**RECORDS FOR THE EXERCISE**:
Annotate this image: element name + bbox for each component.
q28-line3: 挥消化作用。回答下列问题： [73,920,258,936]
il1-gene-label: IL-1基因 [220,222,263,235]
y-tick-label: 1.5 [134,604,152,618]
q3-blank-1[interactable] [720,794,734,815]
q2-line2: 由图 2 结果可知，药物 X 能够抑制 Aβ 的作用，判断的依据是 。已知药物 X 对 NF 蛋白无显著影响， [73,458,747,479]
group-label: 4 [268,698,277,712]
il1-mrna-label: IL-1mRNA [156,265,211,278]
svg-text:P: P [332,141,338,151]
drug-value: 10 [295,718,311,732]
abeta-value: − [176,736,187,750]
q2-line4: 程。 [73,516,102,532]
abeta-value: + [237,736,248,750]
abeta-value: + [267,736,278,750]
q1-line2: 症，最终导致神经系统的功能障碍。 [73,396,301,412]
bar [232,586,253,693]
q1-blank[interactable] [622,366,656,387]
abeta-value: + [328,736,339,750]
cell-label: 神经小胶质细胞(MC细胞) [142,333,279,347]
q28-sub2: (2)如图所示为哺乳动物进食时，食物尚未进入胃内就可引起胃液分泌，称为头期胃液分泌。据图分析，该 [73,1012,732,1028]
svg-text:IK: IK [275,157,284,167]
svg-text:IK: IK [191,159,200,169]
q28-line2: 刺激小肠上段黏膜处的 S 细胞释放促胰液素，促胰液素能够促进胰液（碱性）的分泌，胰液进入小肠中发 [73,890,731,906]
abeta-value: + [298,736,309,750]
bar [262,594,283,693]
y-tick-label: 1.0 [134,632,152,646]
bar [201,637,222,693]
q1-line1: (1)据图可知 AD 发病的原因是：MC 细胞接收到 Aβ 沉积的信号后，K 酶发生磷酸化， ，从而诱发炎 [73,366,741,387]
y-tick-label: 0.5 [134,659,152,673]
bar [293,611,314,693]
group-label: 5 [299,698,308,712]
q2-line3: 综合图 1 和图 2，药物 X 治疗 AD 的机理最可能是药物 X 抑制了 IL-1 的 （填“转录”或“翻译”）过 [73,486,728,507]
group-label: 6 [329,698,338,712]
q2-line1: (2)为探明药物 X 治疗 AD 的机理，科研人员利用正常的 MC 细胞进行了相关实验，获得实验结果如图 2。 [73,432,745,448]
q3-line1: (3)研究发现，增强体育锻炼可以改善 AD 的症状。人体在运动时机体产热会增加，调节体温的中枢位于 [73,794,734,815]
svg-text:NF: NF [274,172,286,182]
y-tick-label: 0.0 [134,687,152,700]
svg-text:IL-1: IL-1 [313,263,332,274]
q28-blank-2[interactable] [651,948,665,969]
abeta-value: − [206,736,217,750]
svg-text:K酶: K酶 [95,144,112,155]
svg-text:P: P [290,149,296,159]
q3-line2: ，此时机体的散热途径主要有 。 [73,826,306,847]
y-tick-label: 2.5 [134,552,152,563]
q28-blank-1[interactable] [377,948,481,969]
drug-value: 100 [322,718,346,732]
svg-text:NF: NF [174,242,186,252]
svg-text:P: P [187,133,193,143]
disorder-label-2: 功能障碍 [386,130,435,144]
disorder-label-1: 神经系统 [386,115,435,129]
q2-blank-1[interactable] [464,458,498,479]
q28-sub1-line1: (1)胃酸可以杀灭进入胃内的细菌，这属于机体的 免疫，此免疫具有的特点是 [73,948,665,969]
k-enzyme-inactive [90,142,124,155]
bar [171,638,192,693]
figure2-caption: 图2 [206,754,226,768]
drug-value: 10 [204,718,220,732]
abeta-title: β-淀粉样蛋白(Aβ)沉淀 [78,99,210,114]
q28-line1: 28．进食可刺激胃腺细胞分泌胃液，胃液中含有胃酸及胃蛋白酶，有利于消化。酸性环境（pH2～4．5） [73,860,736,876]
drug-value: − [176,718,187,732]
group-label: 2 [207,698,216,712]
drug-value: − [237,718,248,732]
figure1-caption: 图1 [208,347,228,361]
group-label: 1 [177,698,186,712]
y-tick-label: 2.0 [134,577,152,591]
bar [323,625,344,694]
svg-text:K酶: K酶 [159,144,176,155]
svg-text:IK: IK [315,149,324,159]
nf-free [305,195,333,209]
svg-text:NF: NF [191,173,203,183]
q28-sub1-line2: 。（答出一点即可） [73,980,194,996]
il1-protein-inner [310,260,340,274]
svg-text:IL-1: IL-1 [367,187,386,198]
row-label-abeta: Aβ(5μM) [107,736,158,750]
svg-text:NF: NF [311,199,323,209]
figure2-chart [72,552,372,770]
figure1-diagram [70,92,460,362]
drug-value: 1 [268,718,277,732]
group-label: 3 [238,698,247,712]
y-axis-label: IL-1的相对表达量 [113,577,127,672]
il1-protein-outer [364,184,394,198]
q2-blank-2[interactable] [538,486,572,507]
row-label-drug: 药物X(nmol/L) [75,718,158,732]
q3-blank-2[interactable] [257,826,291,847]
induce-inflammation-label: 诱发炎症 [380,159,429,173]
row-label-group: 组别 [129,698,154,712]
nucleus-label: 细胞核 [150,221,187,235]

**BRIEF**: Return every record, word for word.

**SOLUTION TO THIS EXERCISE**:
Annotate this image: element name + bbox for each component.
q28-line3: 挥消化作用。回答下列问题： [73,920,258,936]
il1-gene-label: IL-1基因 [220,222,263,235]
y-tick-label: 1.5 [134,604,152,618]
q3-blank-1[interactable] [720,794,734,815]
q2-line2: 由图 2 结果可知，药物 X 能够抑制 Aβ 的作用，判断的依据是 。已知药物 X 对 NF 蛋白无显著影响， [73,458,747,479]
group-label: 4 [268,698,277,712]
il1-mrna-label: IL-1mRNA [156,265,211,278]
svg-text:P: P [332,141,338,151]
drug-value: 10 [295,718,311,732]
abeta-value: − [176,736,187,750]
q2-line4: 程。 [73,516,102,532]
abeta-value: + [237,736,248,750]
abeta-value: + [267,736,278,750]
q1-line2: 症，最终导致神经系统的功能障碍。 [73,396,301,412]
bar [232,586,253,693]
q1-blank[interactable] [622,366,656,387]
abeta-value: + [328,736,339,750]
cell-label: 神经小胶质细胞(MC细胞) [142,333,279,347]
q28-sub2: (2)如图所示为哺乳动物进食时，食物尚未进入胃内就可引起胃液分泌，称为头期胃液分泌。据图分析，该 [73,1012,732,1028]
svg-text:IK: IK [275,157,284,167]
svg-text:IK: IK [191,159,200,169]
q28-line2: 刺激小肠上段黏膜处的 S 细胞释放促胰液素，促胰液素能够促进胰液（碱性）的分泌，胰液进入小肠中发 [73,890,731,906]
abeta-value: + [298,736,309,750]
bar [262,594,283,693]
y-tick-label: 1.0 [134,632,152,646]
bar [201,637,222,693]
q1-line1: (1)据图可知 AD 发病的原因是：MC 细胞接收到 Aβ 沉积的信号后，K 酶发生磷酸化， ，从而诱发炎 [73,366,741,387]
y-tick-label: 0.5 [134,659,152,673]
bar [293,611,314,693]
group-label: 5 [299,698,308,712]
q2-line3: 综合图 1 和图 2，药物 X 治疗 AD 的机理最可能是药物 X 抑制了 IL-1 的 （填“转录”或“翻译”）过 [73,486,728,507]
group-label: 6 [329,698,338,712]
q2-line1: (2)为探明药物 X 治疗 AD 的机理，科研人员利用正常的 MC 细胞进行了相关实验，获得实验结果如图 2。 [73,432,745,448]
q3-line1: (3)研究发现，增强体育锻炼可以改善 AD 的症状。人体在运动时机体产热会增加，调节体温的中枢位于 [73,794,734,815]
svg-text:NF: NF [274,172,286,182]
y-tick-label: 0.0 [134,687,152,700]
svg-text:IL-1: IL-1 [313,263,332,274]
q28-blank-2[interactable] [651,948,665,969]
abeta-value: − [206,736,217,750]
svg-text:K酶: K酶 [95,144,112,155]
svg-text:P: P [290,149,296,159]
q3-line2: ，此时机体的散热途径主要有 。 [73,826,306,847]
y-tick-label: 2.5 [134,552,152,563]
q28-blank-1[interactable] [377,948,481,969]
drug-value: 100 [322,718,346,732]
svg-text:NF: NF [174,242,186,252]
svg-text:P: P [187,133,193,143]
disorder-label-2: 功能障碍 [386,130,435,144]
disorder-label-1: 神经系统 [386,115,435,129]
q2-blank-1[interactable] [464,458,498,479]
q28-sub1-line1: (1)胃酸可以杀灭进入胃内的细菌，这属于机体的 免疫，此免疫具有的特点是 [73,948,665,969]
k-enzyme-inactive [90,142,124,155]
bar [171,638,192,693]
figure2-caption: 图2 [206,754,226,768]
drug-value: 10 [204,718,220,732]
abeta-title: β-淀粉样蛋白(Aβ)沉淀 [78,99,210,114]
q28-line1: 28．进食可刺激胃腺细胞分泌胃液，胃液中含有胃酸及胃蛋白酶，有利于消化。酸性环境（pH2～4．5） [73,860,736,876]
drug-value: − [176,718,187,732]
group-label: 2 [207,698,216,712]
drug-value: − [237,718,248,732]
figure1-caption: 图1 [208,347,228,361]
group-label: 1 [177,698,186,712]
y-tick-label: 2.0 [134,577,152,591]
bar [323,625,344,694]
svg-text:K酶: K酶 [159,144,176,155]
svg-text:IK: IK [315,149,324,159]
nf-free [305,195,333,209]
svg-text:NF: NF [191,173,203,183]
q28-sub1-line2: 。（答出一点即可） [73,980,194,996]
il1-protein-inner [310,260,340,274]
svg-text:IL-1: IL-1 [367,187,386,198]
row-label-abeta: Aβ(5μM) [107,736,158,750]
svg-text:NF: NF [311,199,323,209]
figure2-chart [72,552,372,770]
figure1-diagram [70,92,460,362]
drug-value: 1 [268,718,277,732]
group-label: 3 [238,698,247,712]
y-axis-label: IL-1的相对表达量 [113,577,127,672]
il1-protein-outer [364,184,394,198]
q2-blank-2[interactable] [538,486,572,507]
row-label-drug: 药物X(nmol/L) [75,718,158,732]
q3-blank-2[interactable] [257,826,291,847]
induce-inflammation-label: 诱发炎症 [380,159,429,173]
row-label-group: 组别 [129,698,154,712]
nucleus-label: 细胞核 [150,221,187,235]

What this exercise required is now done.